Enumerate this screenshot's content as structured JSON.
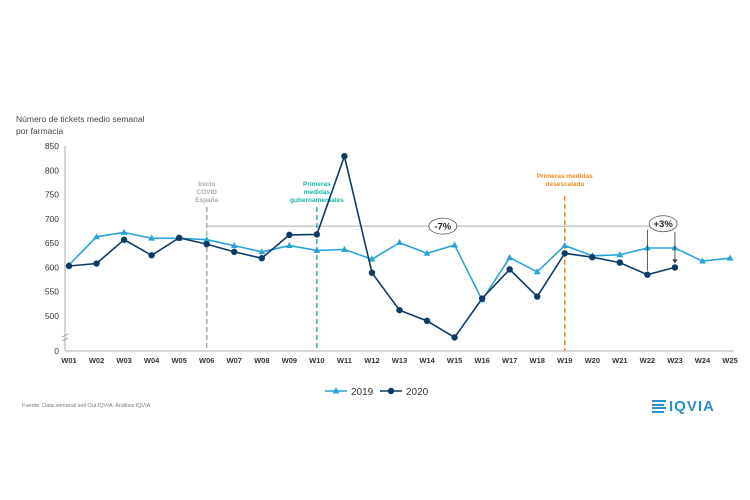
{
  "chart_data": {
    "type": "line",
    "ylabel": "Número de tickets medio semanal por farmacia",
    "ylim": [
      0,
      850
    ],
    "y_ticks": [
      "850",
      "800",
      "750",
      "700",
      "650",
      "600",
      "550",
      "500",
      "0"
    ],
    "categories": [
      "W01",
      "W02",
      "W03",
      "W04",
      "W05",
      "W06",
      "W07",
      "W08",
      "W09",
      "W10",
      "W11",
      "W12",
      "W13",
      "W14",
      "W15",
      "W16",
      "W17",
      "W18",
      "W19",
      "W20",
      "W21",
      "W22",
      "W23",
      "W24",
      "W25"
    ],
    "series": [
      {
        "name": "2019",
        "color": "#29a3d6",
        "values": [
          605,
          663,
          672,
          660,
          660,
          657,
          645,
          632,
          645,
          635,
          637,
          617,
          651,
          629,
          646,
          533,
          620,
          591,
          645,
          624,
          626,
          640,
          640,
          613,
          619
        ]
      },
      {
        "name": "2020",
        "color": "#0d3b66",
        "values": [
          603,
          608,
          657,
          625,
          661,
          648,
          632,
          619,
          667,
          668,
          829,
          589,
          512,
          489,
          456,
          536,
          596,
          540,
          629,
          621,
          610,
          585,
          600,
          null,
          null
        ]
      }
    ],
    "annotations": {
      "event1": {
        "lines": [
          "Inicio",
          "COVID",
          "España"
        ],
        "week": "W06",
        "color": "#aaaaaa"
      },
      "event2": {
        "lines": [
          "Primeras",
          "medidas",
          "gubernamentales"
        ],
        "week": "W10",
        "color": "#1bb5a8"
      },
      "event3": {
        "lines": [
          "Primeras medidas",
          "desescalada"
        ],
        "week": "W19",
        "color": "#f08a24"
      },
      "change1": "-7%",
      "change2": "+3%"
    },
    "legend": {
      "position": "bottom",
      "label_2019": "2019",
      "label_2020": "2020"
    }
  },
  "footer": {
    "source": "Fuente: Data semanal sell Out IQVIA. Análisis IQVIA",
    "logo": "IQVIA"
  }
}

* EXERCISE BRIEF *
From the listing above, copy out each line where the word "color" appears.

* EXPECTED OUTPUT *
        "color": "#29a3d6",
        "color": "#0d3b66",
        "color": "#aaaaaa"
        "color": "#1bb5a8"
        "color": "#f08a24"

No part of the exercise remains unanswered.